● Exercise directions
Wherever a line holds the word "satisfaction", copy that line from the data.

Data entries:
□ □ □ □ □
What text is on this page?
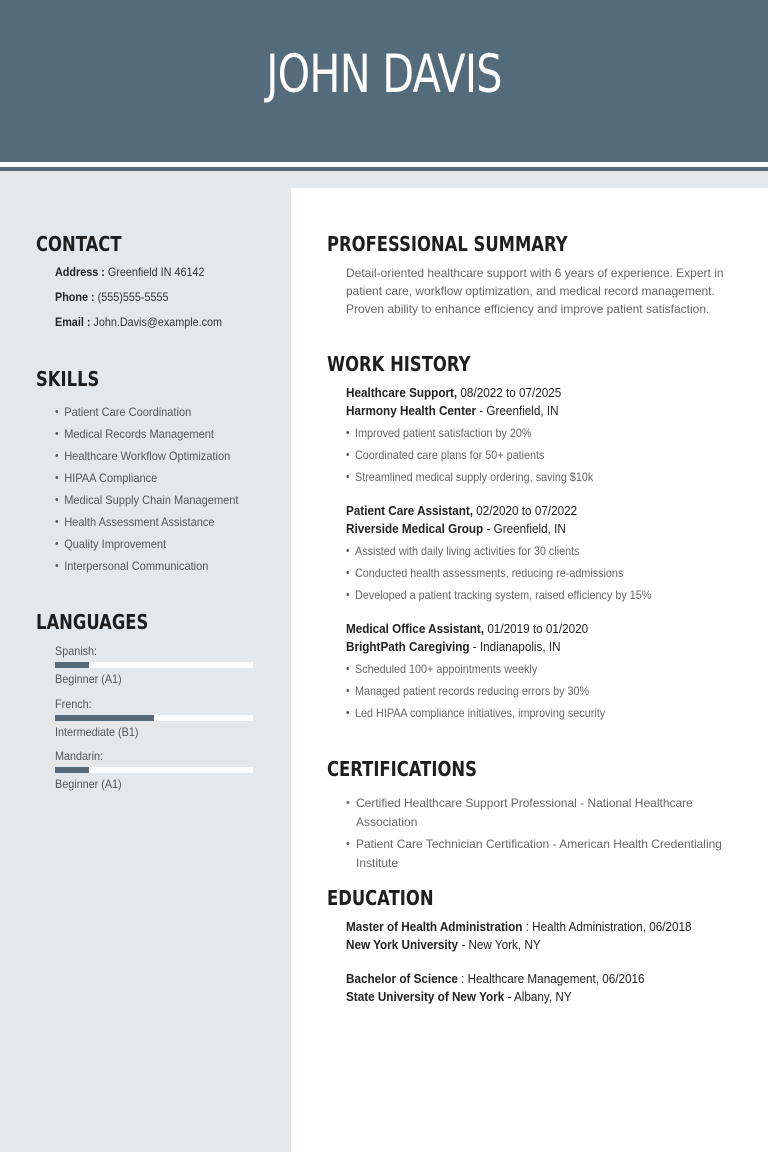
JOHN DAVIS
CONTACT
Address : Greenfield IN 46142
Phone : (555)555-5555
Email : John.Davis@example.com
SKILLS
• Patient Care Coordination
• Medical Records Management
• Healthcare Workflow Optimization
• HIPAA Compliance
• Medical Supply Chain Management
• Health Assessment Assistance
• Quality Improvement
• Interpersonal Communication
LANGUAGES
Spanish:
Beginner (A1)
French:
Intermediate (B1)
Mandarin:
Beginner (A1)
PROFESSIONAL SUMMARY
Detail-oriented healthcare support with 6 years of experience. Expert in patient care, workflow optimization, and medical record management. Proven ability to enhance efficiency and improve patient satisfaction.
WORK HISTORY
Healthcare Support, 08/2022 to 07/2025
Harmony Health Center - Greenfield, IN
• Improved patient satisfaction by 20%
• Coordinated care plans for 50+ patients
• Streamlined medical supply ordering, saving $10k
Patient Care Assistant, 02/2020 to 07/2022
Riverside Medical Group - Greenfield, IN
• Assisted with daily living activities for 30 clients
• Conducted health assessments, reducing re-admissions
• Developed a patient tracking system, raised efficiency by 15%
Medical Office Assistant, 01/2019 to 01/2020
BrightPath Caregiving - Indianapolis, IN
• Scheduled 100+ appointments weekly
• Managed patient records reducing errors by 30%
• Led HIPAA compliance initiatives, improving security
CERTIFICATIONS
• Certified Healthcare Support Professional - National Healthcare Association
• Patient Care Technician Certification - American Health Credentialing Institute
EDUCATION
Master of Health Administration : Health Administration, 06/2018
New York University - New York, NY
Bachelor of Science : Healthcare Management, 06/2016
State University of New York - Albany, NY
□ □ □ □ □
● Task response
Detail-oriented healthcare support with 6 years of experience. Expert in patient care, workflow optimization, and medical record management. Proven ability to enhance efficiency and improve patient satisfaction.
• Improved patient satisfaction by 20%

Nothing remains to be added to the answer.